Records for the exercise
§

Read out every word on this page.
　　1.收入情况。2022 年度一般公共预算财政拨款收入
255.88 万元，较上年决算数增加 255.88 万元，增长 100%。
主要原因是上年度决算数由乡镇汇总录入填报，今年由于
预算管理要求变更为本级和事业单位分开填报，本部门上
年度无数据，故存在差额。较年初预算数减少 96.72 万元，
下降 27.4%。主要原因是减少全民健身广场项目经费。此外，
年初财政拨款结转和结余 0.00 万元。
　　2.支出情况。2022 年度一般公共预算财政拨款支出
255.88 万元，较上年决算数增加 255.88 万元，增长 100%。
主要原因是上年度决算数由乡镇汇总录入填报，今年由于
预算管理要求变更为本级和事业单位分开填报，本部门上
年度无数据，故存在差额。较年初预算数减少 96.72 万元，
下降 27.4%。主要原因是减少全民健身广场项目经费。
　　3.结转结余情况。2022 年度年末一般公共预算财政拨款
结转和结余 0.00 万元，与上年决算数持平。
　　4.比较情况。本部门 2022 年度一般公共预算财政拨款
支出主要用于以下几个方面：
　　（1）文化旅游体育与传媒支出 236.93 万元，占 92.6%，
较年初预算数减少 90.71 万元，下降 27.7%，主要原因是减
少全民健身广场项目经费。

§

What is expected
Retype the listing exactly, in full.

Correct answer
Read out every word on this page.
　　1.收入情况。2022 年度一般公共预算财政拨款收入
255.88 万元，较上年决算数增加 255.88 万元，增长 100%。
主要原因是上年度决算数由乡镇汇总录入填报，今年由于
预算管理要求变更为本级和事业单位分开填报，本部门上
年度无数据，故存在差额。较年初预算数减少 96.72 万元，
下降 27.4%。主要原因是减少全民健身广场项目经费。此外，
年初财政拨款结转和结余 0.00 万元。
　　2.支出情况。2022 年度一般公共预算财政拨款支出
255.88 万元，较上年决算数增加 255.88 万元，增长 100%。
主要原因是上年度决算数由乡镇汇总录入填报，今年由于
预算管理要求变更为本级和事业单位分开填报，本部门上
年度无数据，故存在差额。较年初预算数减少 96.72 万元，
下降 27.4%。主要原因是减少全民健身广场项目经费。
　　3.结转结余情况。2022 年度年末一般公共预算财政拨款
结转和结余 0.00 万元，与上年决算数持平。
　　4.比较情况。本部门 2022 年度一般公共预算财政拨款
支出主要用于以下几个方面：
　　（1）文化旅游体育与传媒支出 236.93 万元，占 92.6%，
较年初预算数减少 90.71 万元，下降 27.7%，主要原因是减
少全民健身广场项目经费。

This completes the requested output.